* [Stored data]
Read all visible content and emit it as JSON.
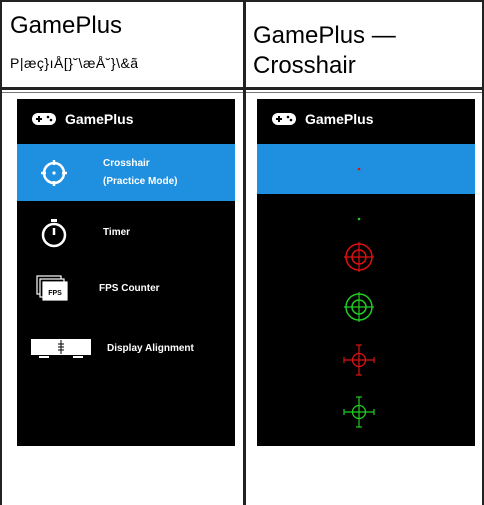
{
  "left": {
    "title": "GamePlus",
    "subtitle": "P|æç}ıÅ[}˘\\æÅ˘}\\&ã"
  },
  "right": {
    "title_line1": "GamePlus —",
    "title_line2": "Crosshair"
  },
  "menu": {
    "header": "GamePlus",
    "items": [
      {
        "label": "Crosshair\n(Practice Mode)",
        "line1": "Crosshair",
        "line2": "(Practice Mode)",
        "icon": "crosshair-icon",
        "selected": true
      },
      {
        "label": "Timer",
        "icon": "timer-icon",
        "selected": false
      },
      {
        "label": "FPS Counter",
        "icon": "fps-counter-icon",
        "fps_text": "FPS",
        "selected": false
      },
      {
        "label": "Display Alignment",
        "icon": "display-alignment-icon",
        "selected": false
      }
    ]
  },
  "crosshair": {
    "header": "GamePlus",
    "options": [
      {
        "name": "red-dot",
        "color": "#e01010"
      },
      {
        "name": "green-dot",
        "color": "#22cc22"
      },
      {
        "name": "red-ring",
        "color": "#e01010"
      },
      {
        "name": "green-ring",
        "color": "#22cc22"
      },
      {
        "name": "red-cross",
        "color": "#e01010"
      },
      {
        "name": "green-cross",
        "color": "#22cc22"
      }
    ]
  },
  "colors": {
    "accent": "#1f8fe0",
    "panel_bg": "#000000"
  }
}
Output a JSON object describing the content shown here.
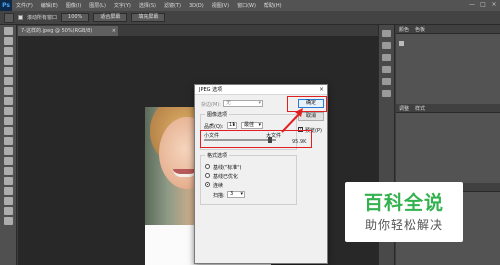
{
  "app": {
    "logo": "Ps"
  },
  "menubar": {
    "items": [
      "文件(F)",
      "编辑(E)",
      "图像(I)",
      "图层(L)",
      "文字(Y)",
      "选择(S)",
      "滤镜(T)",
      "3D(D)",
      "视图(V)",
      "窗口(W)",
      "帮助(H)"
    ],
    "controls": [
      "—",
      "□",
      "×"
    ]
  },
  "optionsbar": {
    "scroll_all_label": "滚动所有窗口",
    "btn_100": "100%",
    "btn_fit": "适合屏幕",
    "btn_fill": "填充屏幕"
  },
  "document": {
    "tab_label": "7-这样的.jpeg @ 50%(RGB/8)",
    "close": "×"
  },
  "panels": {
    "head1": [
      "颜色",
      "色板"
    ],
    "head2": [
      "调整",
      "样式"
    ],
    "head3": [
      "图层",
      "通道",
      "路径"
    ],
    "layer_name": "背景"
  },
  "dialog": {
    "title": "JPEG 选项",
    "close": "×",
    "matte_label": "杂边(M):",
    "matte_value": "无",
    "image_options_label": "图像选项",
    "quality_label": "品质(Q):",
    "quality_value": "11",
    "quality_level": "最佳",
    "small_file_label": "小文件",
    "large_file_label": "大文件",
    "file_size": "95.9K",
    "format_options_label": "格式选项",
    "baseline_standard": "基线(\"标准\")",
    "baseline_optimized": "基线已优化",
    "progressive": "连续",
    "scans_label": "扫描:",
    "scans_value": "3",
    "ok_label": "确定",
    "cancel_label": "取消",
    "preview_label": "预览(P)",
    "quality_slider_fraction": 0.92
  },
  "watermark": {
    "main": "百科全说",
    "sub": "助你轻松解决",
    "color": "#34b24f"
  }
}
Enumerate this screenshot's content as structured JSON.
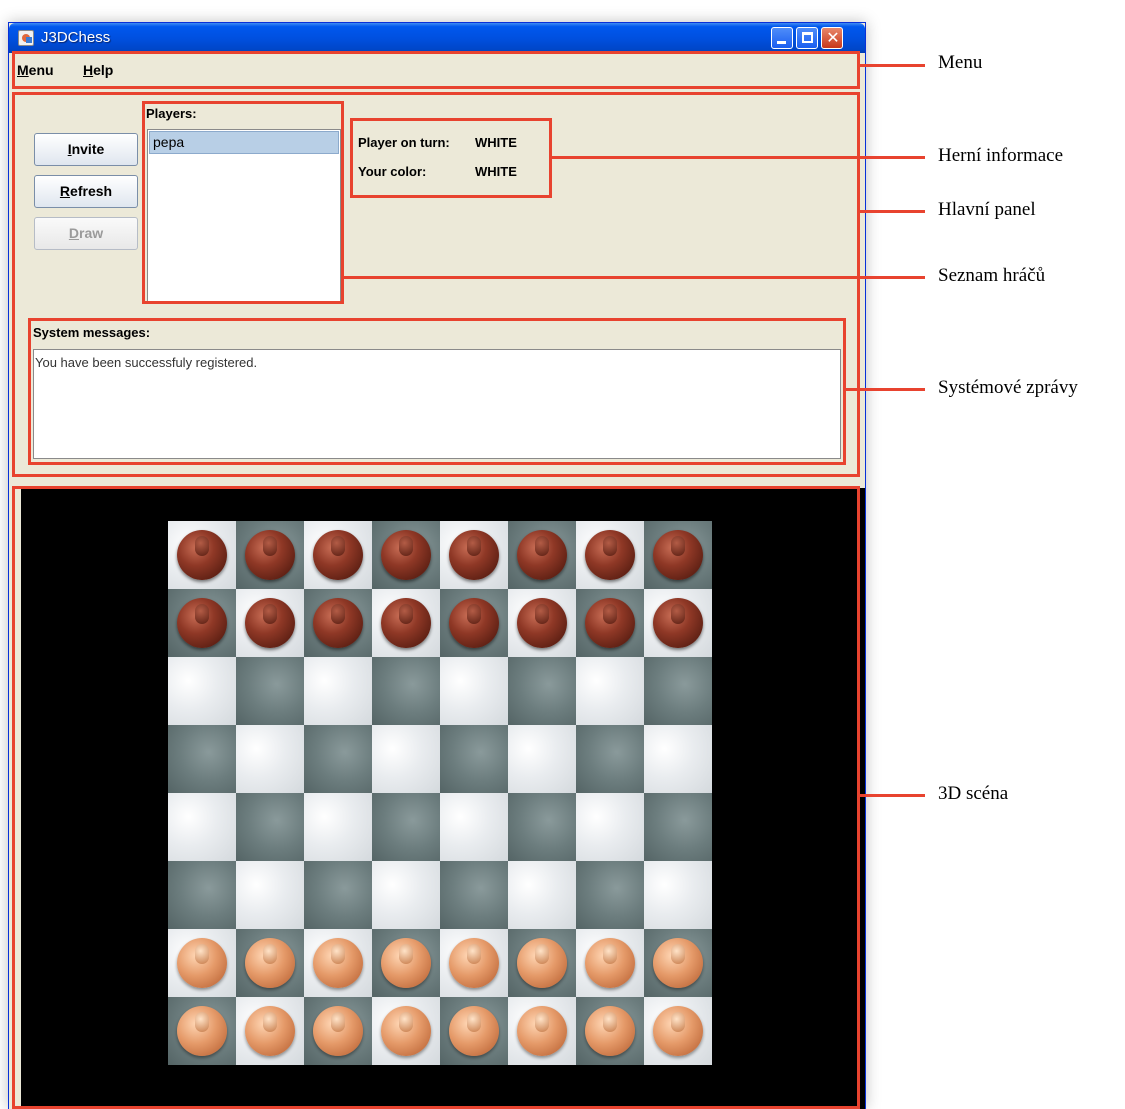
{
  "window": {
    "title": "J3DChess"
  },
  "menubar": {
    "items": [
      {
        "label_ul": "M",
        "label_rest": "enu"
      },
      {
        "label_ul": "H",
        "label_rest": "elp"
      }
    ]
  },
  "main_panel": {
    "buttons": {
      "invite": {
        "label_ul": "I",
        "label_rest": "nvite",
        "enabled": true
      },
      "refresh": {
        "label_ul": "R",
        "label_rest": "efresh",
        "enabled": true
      },
      "draw": {
        "label_ul": "D",
        "label_rest": "raw",
        "enabled": false
      }
    },
    "players_label": "Players:",
    "players": [
      "pepa"
    ],
    "game_info": {
      "turn_label": "Player on turn:",
      "turn_value": "WHITE",
      "color_label": "Your color:",
      "color_value": "WHITE"
    },
    "system_messages_label": "System messages:",
    "system_messages": [
      "You have been successfuly registered."
    ]
  },
  "annotations": [
    "Menu",
    "Herní informace",
    "Hlavní panel",
    "Seznam hráčů",
    "Systémové zprávy",
    "3D scéna"
  ],
  "colors": {
    "annotation_red": "#e8432f",
    "window_bg": "#ECE9D8",
    "titlebar_blue": "#0050e0",
    "selection_blue": "#b8cfe6"
  },
  "board": {
    "size": 8,
    "black_pieces_rows": [
      0,
      1
    ],
    "white_pieces_rows": [
      6,
      7
    ]
  }
}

* [What is expected]
Extract all lines of the records above that include "GamePlus".

* [Result for this exercise]
    "title": "GamePlus",
    "title_line1": "GamePlus —",
    "header": "GamePlus",
    "header": "GamePlus",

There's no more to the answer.